Do this: Would you transcribe the listing that follows, character for character, and omit its images?

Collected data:
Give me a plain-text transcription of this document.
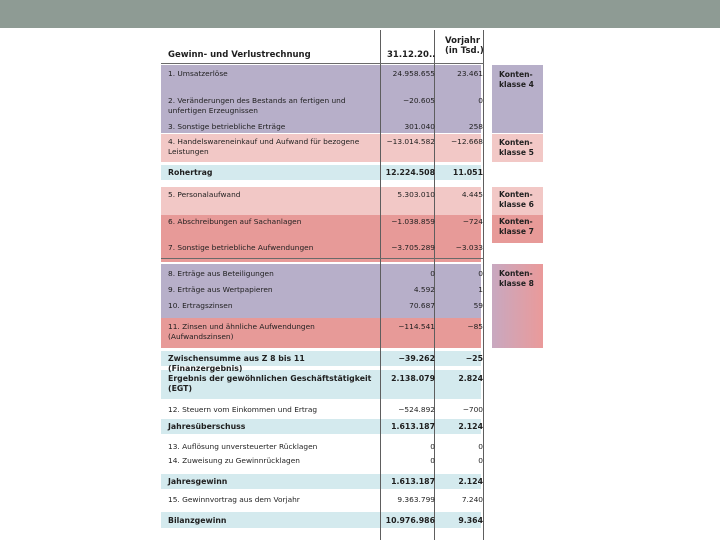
Gewinn- und Verlustrechnung	31.12.20..
Vorjahr
(in Tsd.)
1. Umsatzerlöse	24.958.655	23.461
2. Veränderungen des Bestands an fertigen und unfertigen Erzeugnissen
−20.605	0
3. Sonstige betriebliche Erträge	301.040	258
4. Handelswareneinkauf und Aufwand für bezogene Leistungen
−13.014.582	−12.668
Rohertrag	12.224.508	11.051
5. Personalaufwand	5.303.010	4.445
6. Abschreibungen auf Sachanlagen	−1.038.859	−724
7. Sonstige betriebliche Aufwendungen	−3.705.289	−3.033
8. Erträge aus Beteiligungen	0	0
9. Erträge aus Wertpapieren	4.592	1
10. Ertragszinsen	70.687	59
11. Zinsen und ähnliche Aufwendungen (Aufwandszinsen)
−114.541	−85
Zwischensumme aus Z 8 bis 11 (Finanzergebnis)
−39.262	−25
Ergebnis der gewöhnlichen Geschäftstätigkeit (EGT)
2.138.079	2.824
12. Steuern vom Einkommen und Ertrag	−524.892	−700
Jahresüberschuss	1.613.187	2.124
13. Auflösung unversteuerter Rücklagen	0	0
14. Zuweisung zu Gewinnrücklagen	0	0
Jahresgewinn	1.613.187	2.124
15. Gewinnvortrag aus dem Vorjahr	9.363.799	7.240
Bilanzgewinn	10.976.986	9.364
Konten-klasse 4
Konten-klasse 5
Konten-klasse 6
Konten-klasse 7
Konten-klasse 8
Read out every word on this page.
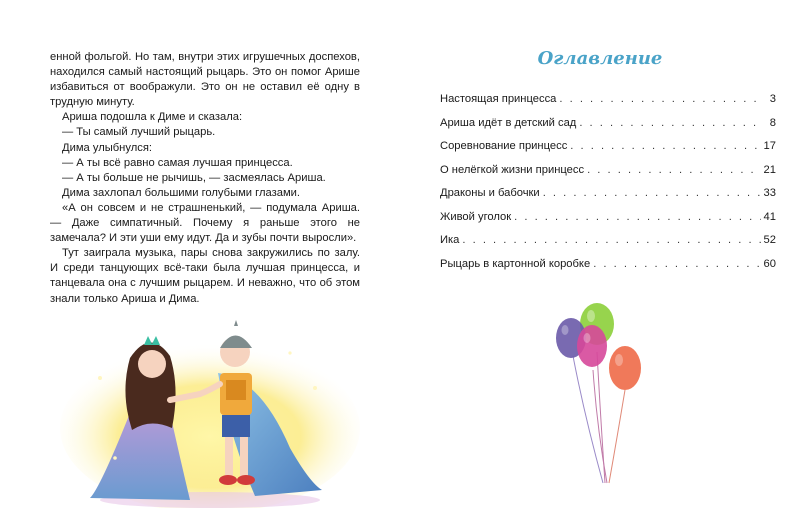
енной фольгой. Но там, внутри этих игрушечных доспехов, находился самый настоящий рыцарь. Это он помог Арише избавиться от воображули. Это он не оставил её одну в трудную минуту.

Ариша подошла к Диме и сказала:

— Ты самый лучший рыцарь.

Дима улыбнулся:

— А ты всё равно самая лучшая принцесса.

— А ты больше не рычишь, — засмеялась Ариша.

Дима захлопал большими голубыми глазами.

«А он совсем и не страшненький, — подумала Ариша. — Даже симпатичный. Почему я раньше этого не замечала? И эти уши ему идут. Да и зубы почти выросли».

Тут заиграла музыка, пары снова закружились по залу. И среди танцующих всё-таки была лучшая принцесса, и танцевала она с лучшим рыцарем. И неважно, что об этом знали только Ариша и Дима.

Оглавление
Настоящая принцесса . . .	3
Ариша идёт в детский сад . . .	8
Соревнование принцесс . . .	17
О нелёгкой жизни принцесс . . .	21
Драконы и бабочки . . .	33
Живой уголок . . .	41
Ика . . .	52
Рыцарь в картонной коробке . . .	60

The answer:
Give me a plain-text transcription of this document.
Gewinn- und Verlustrechnung	31.12.20..
Vorjahr
(in Tsd.)
1. Umsatzerlöse	24.958.655	23.461
2. Veränderungen des Bestands an fertigen und unfertigen Erzeugnissen
−20.605	0
3. Sonstige betriebliche Erträge	301.040	258
4. Handelswareneinkauf und Aufwand für bezogene Leistungen
−13.014.582	−12.668
Rohertrag	12.224.508	11.051
5. Personalaufwand	5.303.010	4.445
6. Abschreibungen auf Sachanlagen	−1.038.859	−724
7. Sonstige betriebliche Aufwendungen	−3.705.289	−3.033
8. Erträge aus Beteiligungen	0	0
9. Erträge aus Wertpapieren	4.592	1
10. Ertragszinsen	70.687	59
11. Zinsen und ähnliche Aufwendungen (Aufwandszinsen)
−114.541	−85
Zwischensumme aus Z 8 bis 11 (Finanzergebnis)
−39.262	−25
Ergebnis der gewöhnlichen Geschäftstätigkeit (EGT)
2.138.079	2.824
12. Steuern vom Einkommen und Ertrag	−524.892	−700
Jahresüberschuss	1.613.187	2.124
13. Auflösung unversteuerter Rücklagen	0	0
14. Zuweisung zu Gewinnrücklagen	0	0
Jahresgewinn	1.613.187	2.124
15. Gewinnvortrag aus dem Vorjahr	9.363.799	7.240
Bilanzgewinn	10.976.986	9.364
Konten-klasse 4
Konten-klasse 5
Konten-klasse 6
Konten-klasse 7
Konten-klasse 8
Read out every word on this page.
енной фольгой. Но там, внутри этих игрушечных доспехов, находился самый настоящий рыцарь. Это он помог Арише избавиться от воображули. Это он не оставил её одну в трудную минуту.

Ариша подошла к Диме и сказала:

— Ты самый лучший рыцарь.

Дима улыбнулся:

— А ты всё равно самая лучшая принцесса.

— А ты больше не рычишь, — засмеялась Ариша.

Дима захлопал большими голубыми глазами.

«А он совсем и не страшненький, — подумала Ариша. — Даже симпатичный. Почему я раньше этого не замечала? И эти уши ему идут. Да и зубы почти выросли».

Тут заиграла музыка, пары снова закружились по залу. И среди танцующих всё-таки была лучшая принцесса, и танцевала она с лучшим рыцарем. И неважно, что об этом знали только Ариша и Дима.

Оглавление
Настоящая принцесса . . .	3
Ариша идёт в детский сад . . .	8
Соревнование принцесс . . .	17
О нелёгкой жизни принцесс . . .	21
Драконы и бабочки . . .	33
Живой уголок . . .	41
Ика . . .	52
Рыцарь в картонной коробке . . .	60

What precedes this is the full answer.